(Figure collection entries)
• • • • •

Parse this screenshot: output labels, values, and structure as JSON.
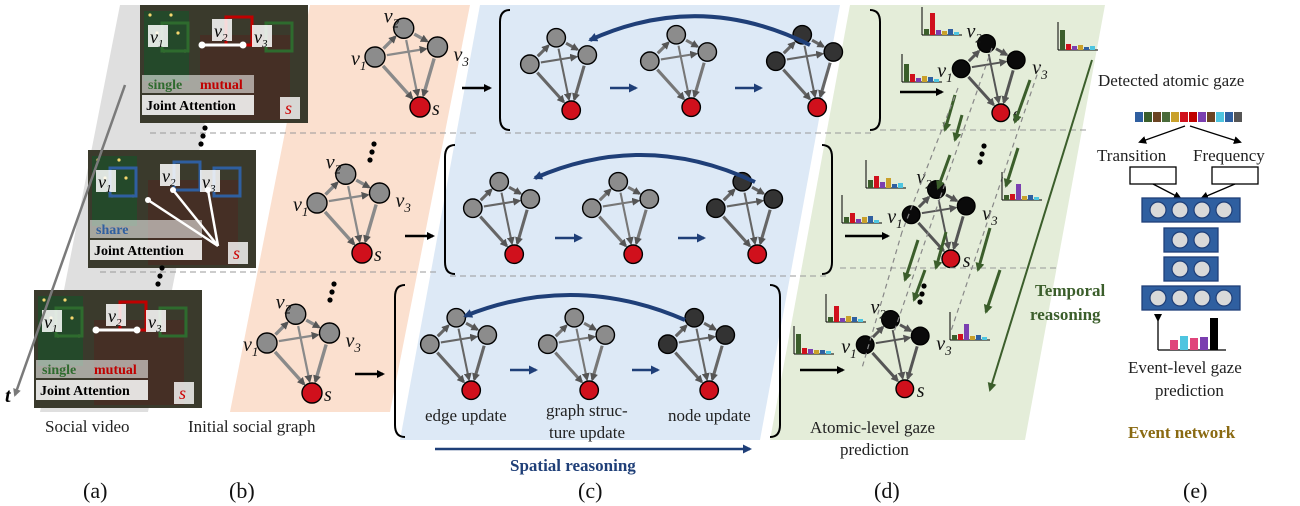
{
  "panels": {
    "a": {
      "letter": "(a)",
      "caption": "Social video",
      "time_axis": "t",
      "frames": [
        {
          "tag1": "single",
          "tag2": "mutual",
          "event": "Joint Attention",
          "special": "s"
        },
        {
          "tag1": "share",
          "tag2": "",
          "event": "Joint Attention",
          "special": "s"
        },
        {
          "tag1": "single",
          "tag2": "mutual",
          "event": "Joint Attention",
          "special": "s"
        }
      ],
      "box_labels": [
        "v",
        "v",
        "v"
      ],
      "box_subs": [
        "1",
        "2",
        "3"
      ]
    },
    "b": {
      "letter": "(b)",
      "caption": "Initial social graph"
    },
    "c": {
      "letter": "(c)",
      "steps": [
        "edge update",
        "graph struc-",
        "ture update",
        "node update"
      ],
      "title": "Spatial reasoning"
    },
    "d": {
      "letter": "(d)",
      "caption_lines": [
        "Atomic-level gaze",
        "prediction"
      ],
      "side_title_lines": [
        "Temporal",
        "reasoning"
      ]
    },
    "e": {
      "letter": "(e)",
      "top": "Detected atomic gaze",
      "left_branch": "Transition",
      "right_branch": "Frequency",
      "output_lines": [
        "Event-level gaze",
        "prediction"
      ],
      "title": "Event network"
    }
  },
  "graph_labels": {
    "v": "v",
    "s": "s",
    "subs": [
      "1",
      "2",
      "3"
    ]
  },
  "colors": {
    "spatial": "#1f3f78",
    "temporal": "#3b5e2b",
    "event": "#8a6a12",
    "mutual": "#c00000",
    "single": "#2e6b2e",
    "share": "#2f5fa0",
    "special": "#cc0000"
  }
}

• • • • •

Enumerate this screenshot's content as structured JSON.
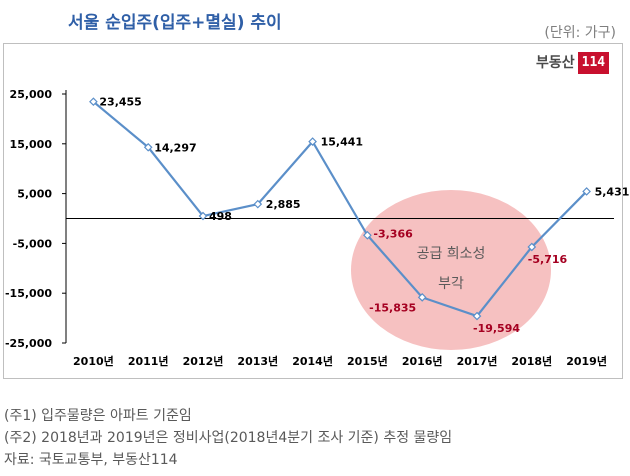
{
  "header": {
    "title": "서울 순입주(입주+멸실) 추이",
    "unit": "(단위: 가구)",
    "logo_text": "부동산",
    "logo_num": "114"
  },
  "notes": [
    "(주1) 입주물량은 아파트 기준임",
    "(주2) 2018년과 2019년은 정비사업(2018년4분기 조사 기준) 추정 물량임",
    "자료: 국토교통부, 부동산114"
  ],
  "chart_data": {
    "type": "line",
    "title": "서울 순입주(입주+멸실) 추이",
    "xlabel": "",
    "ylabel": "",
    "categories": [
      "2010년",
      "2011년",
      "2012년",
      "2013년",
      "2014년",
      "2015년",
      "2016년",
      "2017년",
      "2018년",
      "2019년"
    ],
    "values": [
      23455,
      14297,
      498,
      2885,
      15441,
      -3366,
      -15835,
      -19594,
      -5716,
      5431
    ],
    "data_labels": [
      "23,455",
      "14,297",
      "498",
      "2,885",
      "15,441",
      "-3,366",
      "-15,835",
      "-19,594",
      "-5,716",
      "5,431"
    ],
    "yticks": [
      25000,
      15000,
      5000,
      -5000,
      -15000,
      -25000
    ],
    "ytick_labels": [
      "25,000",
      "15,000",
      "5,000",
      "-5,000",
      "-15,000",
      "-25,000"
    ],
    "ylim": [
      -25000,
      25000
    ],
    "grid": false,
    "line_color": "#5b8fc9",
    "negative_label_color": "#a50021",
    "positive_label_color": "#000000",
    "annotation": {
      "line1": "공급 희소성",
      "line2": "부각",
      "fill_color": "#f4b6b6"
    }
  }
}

• • • • •

Do this
Go through the material above and copy each line that has the word "gaze".

Finished exercise
        "Atomic-level gaze",
      "top": "Detected atomic gaze",
        "Event-level gaze",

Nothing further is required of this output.